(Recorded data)
----------------------------------------

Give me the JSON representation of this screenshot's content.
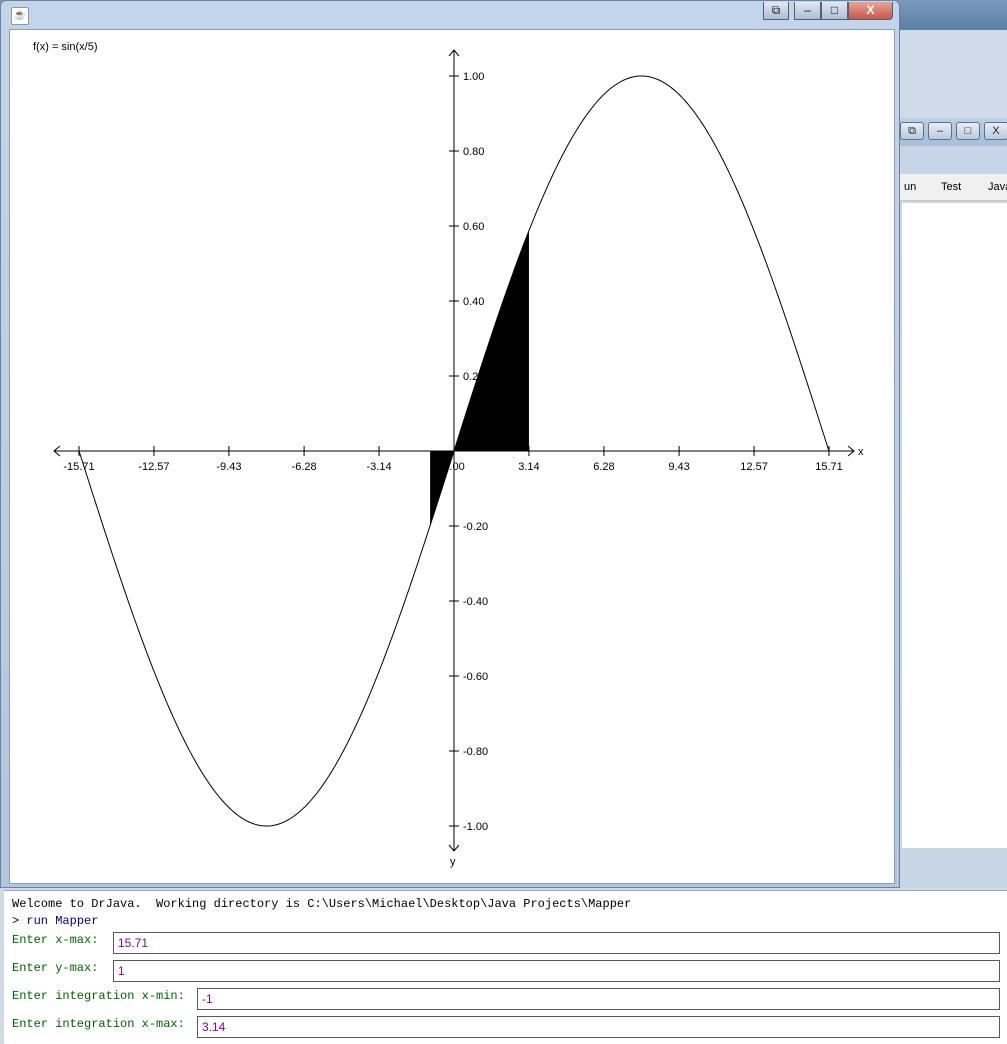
{
  "window": {
    "minimize": "‒",
    "maximize": "□",
    "close": "X",
    "restore_icon": "restore-icon"
  },
  "background_window": {
    "menu": [
      "un",
      "Test",
      "Java"
    ]
  },
  "graph": {
    "function_label": "f(x) = sin(x/5)",
    "x_axis_letter": "x",
    "y_axis_letter": "y"
  },
  "chart_data": {
    "type": "line",
    "function": "sin(x/5)",
    "title": "f(x) = sin(x/5)",
    "xlabel": "x",
    "ylabel": "y",
    "xlim": [
      -15.71,
      15.71
    ],
    "ylim": [
      -1,
      1
    ],
    "x_ticks": [
      "-15.71",
      "-12.57",
      "-9.43",
      "-6.28",
      "-3.14",
      "0.00",
      "3.14",
      "6.28",
      "9.43",
      "12.57",
      "15.71"
    ],
    "y_ticks": [
      "1.00",
      "0.80",
      "0.60",
      "0.40",
      "0.2",
      "-0.20",
      "-0.40",
      "-0.60",
      "-0.80",
      "-1.00"
    ],
    "shaded_region": {
      "x_min": -1,
      "x_max": 3.14
    },
    "grid": false
  },
  "console": {
    "welcome": "Welcome to DrJava.  Working directory is C:\\Users\\Michael\\Desktop\\Java Projects\\Mapper",
    "prompt_symbol": ">",
    "command": "run Mapper",
    "prompts": [
      {
        "label": "Enter x-max:",
        "value": "15.71"
      },
      {
        "label": "Enter y-max:",
        "value": "1"
      },
      {
        "label": "Enter integration x-min:",
        "value": "-1"
      },
      {
        "label": "Enter integration x-max:",
        "value": "3.14"
      }
    ]
  },
  "colors": {
    "prompt_label": "#006400",
    "input_text": "#8b008b",
    "command": "#00008b"
  }
}
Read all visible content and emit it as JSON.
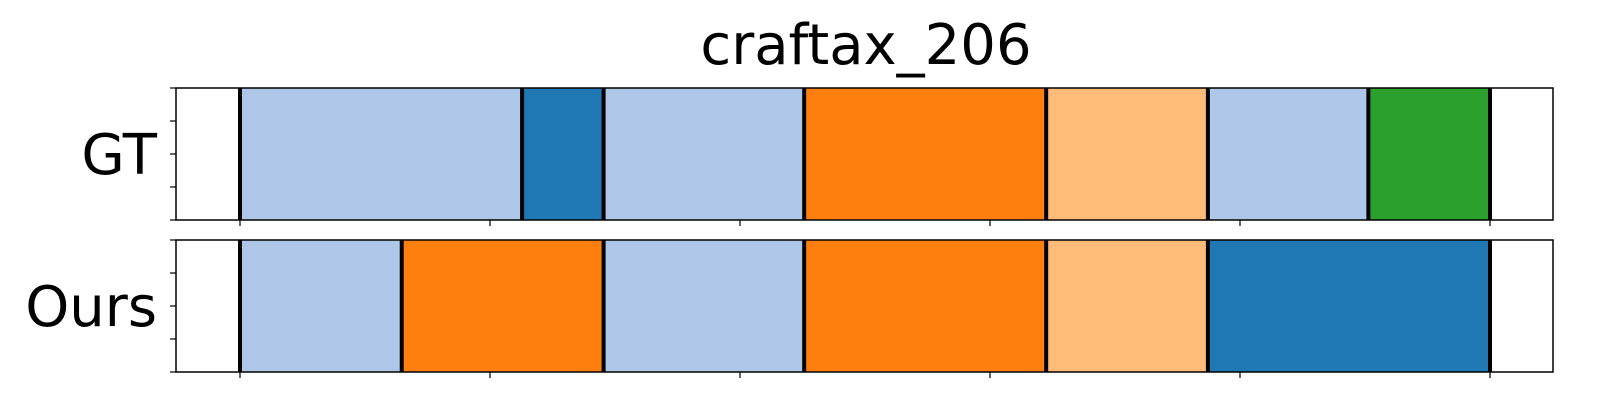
{
  "chart_data": {
    "type": "segmentation-timeline",
    "title": "craftax_206",
    "xlim": [
      0,
      100
    ],
    "rows": [
      {
        "label": "GT",
        "segments": [
          {
            "start": 5,
            "end": 27.5,
            "color": "#aec7e8"
          },
          {
            "start": 27.5,
            "end": 34,
            "color": "#1f77b4"
          },
          {
            "start": 34,
            "end": 50,
            "color": "#aec7e8"
          },
          {
            "start": 50,
            "end": 69.3,
            "color": "#ff7f0e"
          },
          {
            "start": 69.3,
            "end": 82.2,
            "color": "#ffbb78"
          },
          {
            "start": 82.2,
            "end": 95,
            "color": "#aec7e8"
          },
          {
            "start": 95,
            "end": 104.7,
            "color": "#2ca02c"
          }
        ]
      },
      {
        "label": "Ours",
        "segments": [
          {
            "start": 5,
            "end": 17.9,
            "color": "#aec7e8"
          },
          {
            "start": 17.9,
            "end": 34,
            "color": "#ff7f0e"
          },
          {
            "start": 34,
            "end": 50,
            "color": "#aec7e8"
          },
          {
            "start": 50,
            "end": 69.3,
            "color": "#ff7f0e"
          },
          {
            "start": 69.3,
            "end": 82.2,
            "color": "#ffbb78"
          },
          {
            "start": 82.2,
            "end": 104.7,
            "color": "#1f77b4"
          }
        ]
      }
    ],
    "boundary_color": "#000000",
    "background_color": "#ffffff"
  }
}
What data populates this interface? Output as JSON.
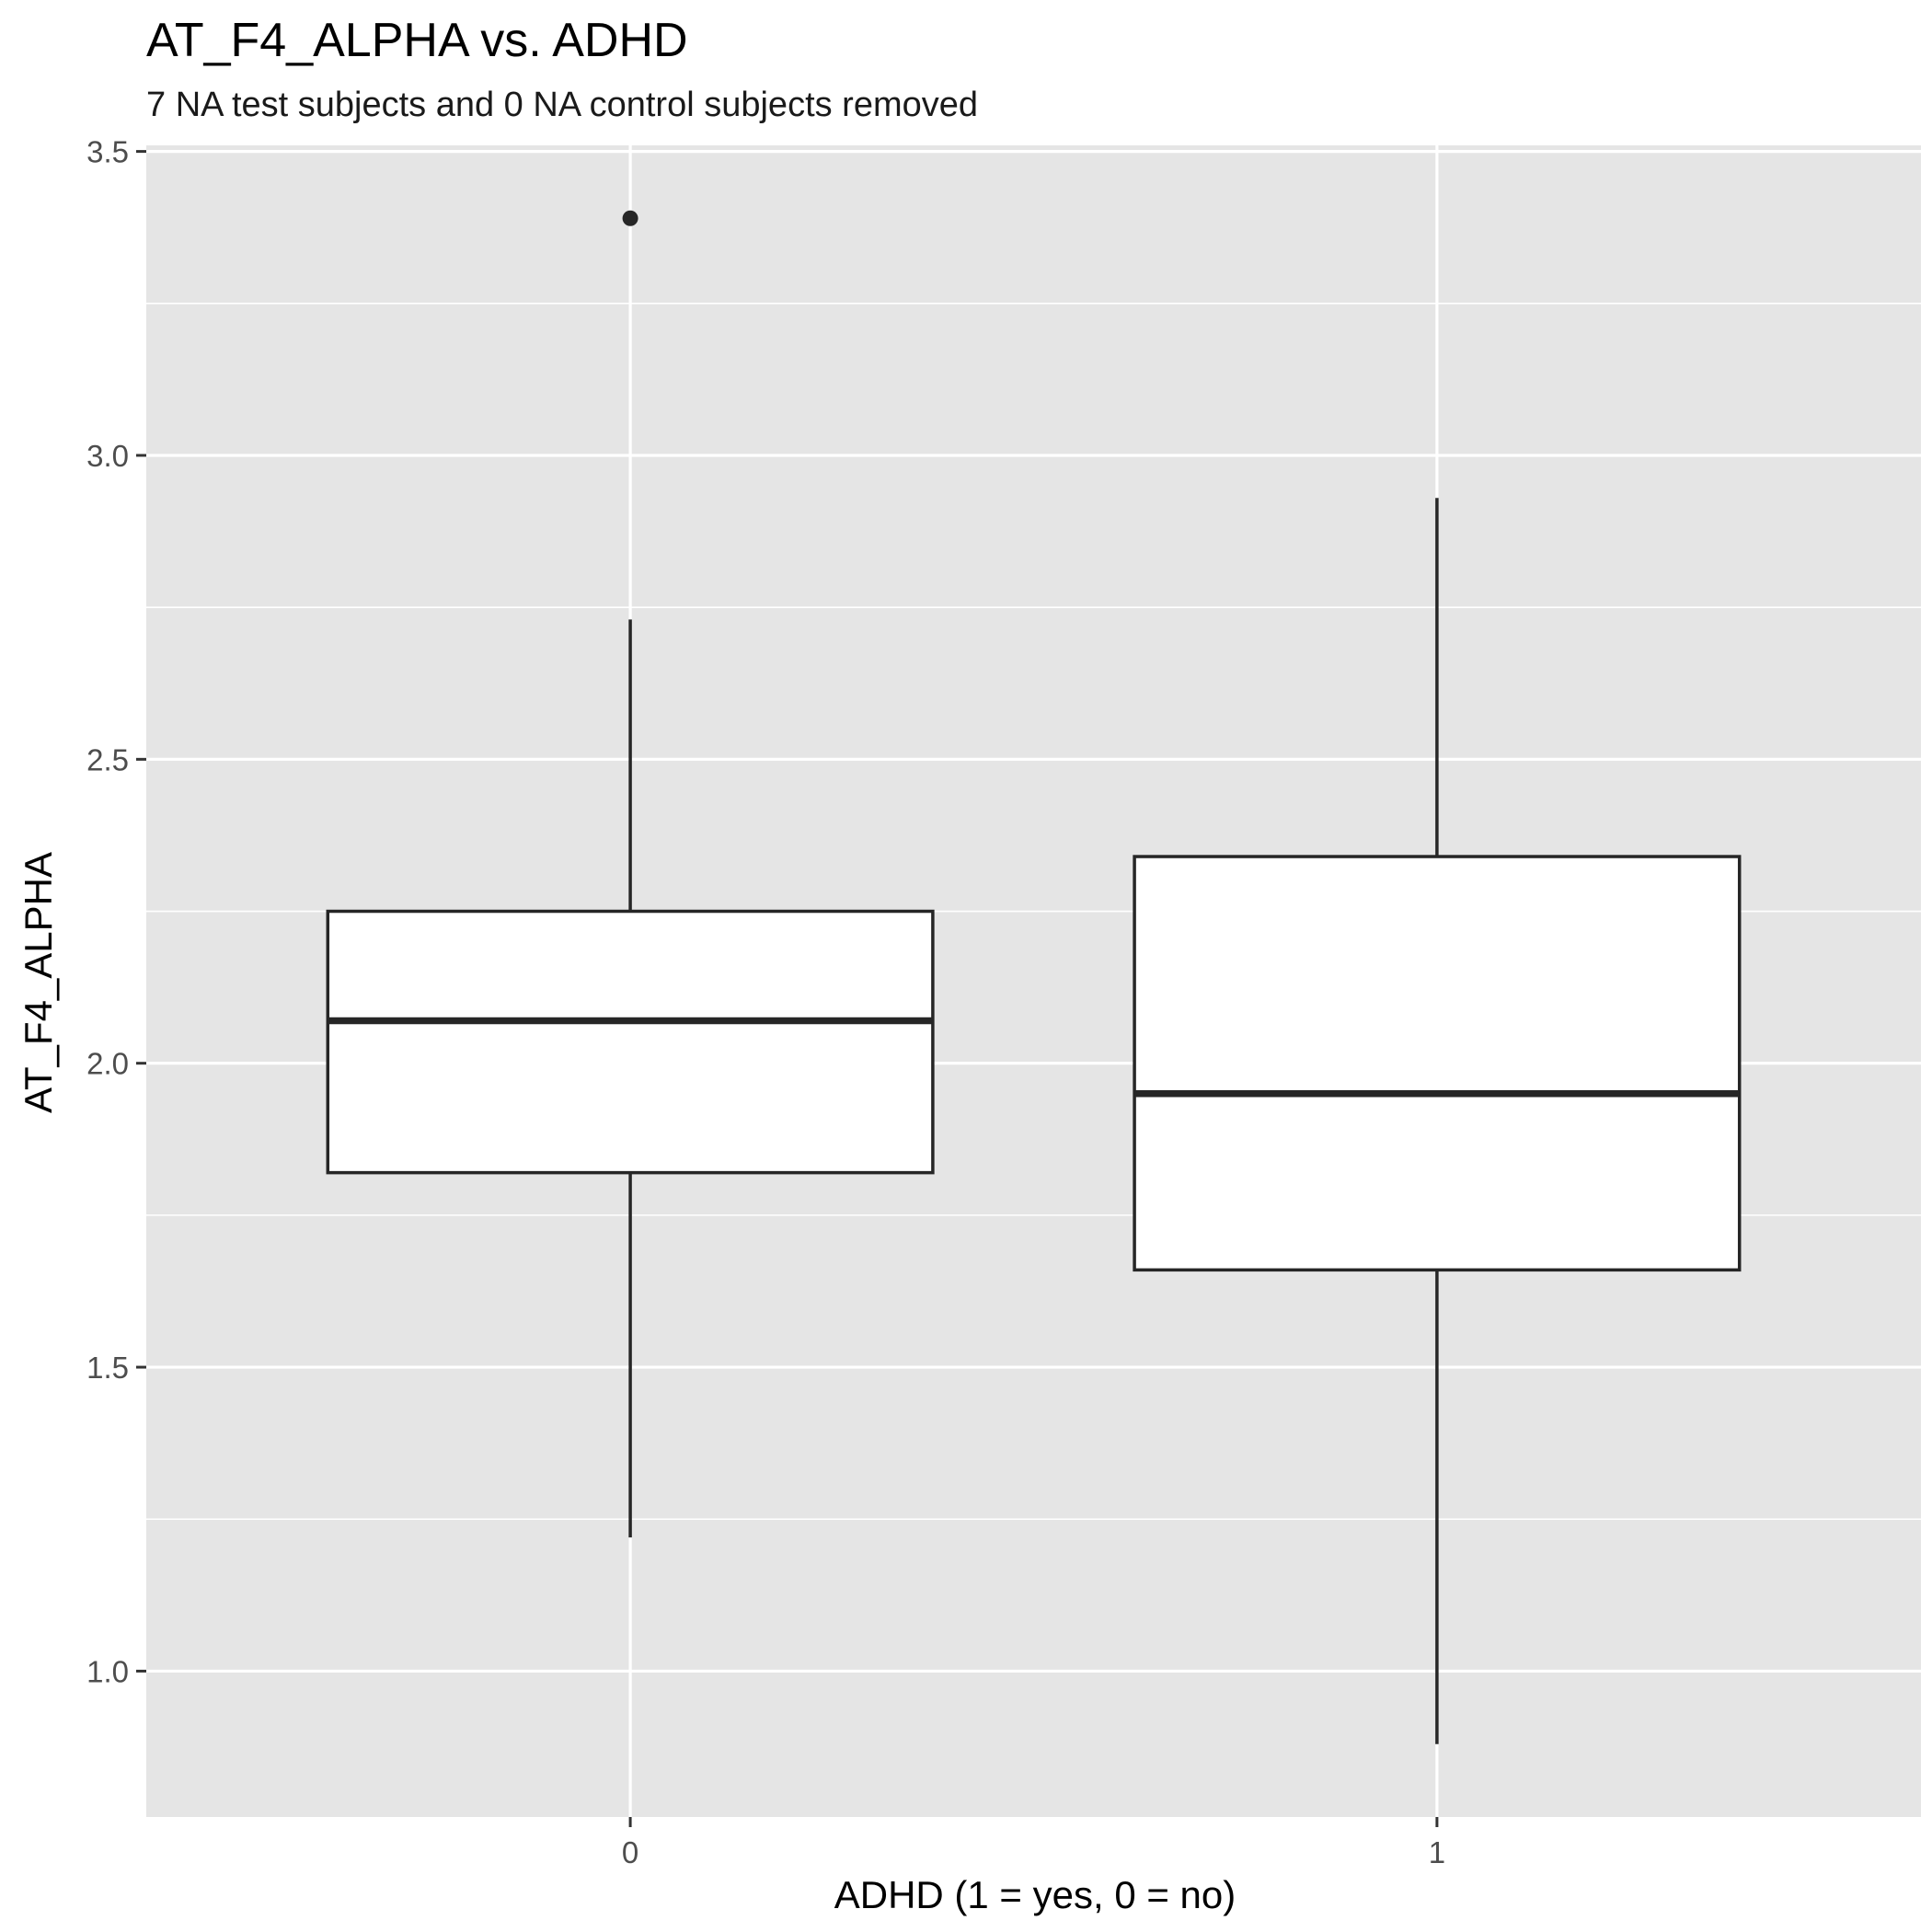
{
  "chart_data": {
    "type": "boxplot",
    "title": "AT_F4_ALPHA vs. ADHD",
    "subtitle": "7 NA test subjects and 0 NA control subjects removed",
    "xlabel": "ADHD (1 = yes, 0 = no)",
    "ylabel": "AT_F4_ALPHA",
    "categories": [
      "0",
      "1"
    ],
    "y_ticks": [
      "1.0",
      "1.5",
      "2.0",
      "2.5",
      "3.0",
      "3.5"
    ],
    "ylim": [
      0.76,
      3.51
    ],
    "grid": true,
    "boxes": [
      {
        "category": "0",
        "whisker_low": 1.22,
        "q1": 1.82,
        "median": 2.07,
        "q3": 2.25,
        "whisker_high": 2.73,
        "outliers": [
          3.39
        ]
      },
      {
        "category": "1",
        "whisker_low": 0.88,
        "q1": 1.66,
        "median": 1.95,
        "q3": 2.34,
        "whisker_high": 2.93,
        "outliers": []
      }
    ],
    "colors": {
      "panel": "#e5e5e5",
      "grid": "#ffffff",
      "box_fill": "#ffffff",
      "box_line": "#262626",
      "axis_text": "#4d4d4d"
    }
  }
}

----------------------------------------

* EXERCISE AIM
Take every line containing the word "ADHD" and copy it.

* RESULT FOR THIS TASK
    "title": "AT_F4_ALPHA vs. ADHD",
    "xlabel": "ADHD (1 = yes, 0 = no)",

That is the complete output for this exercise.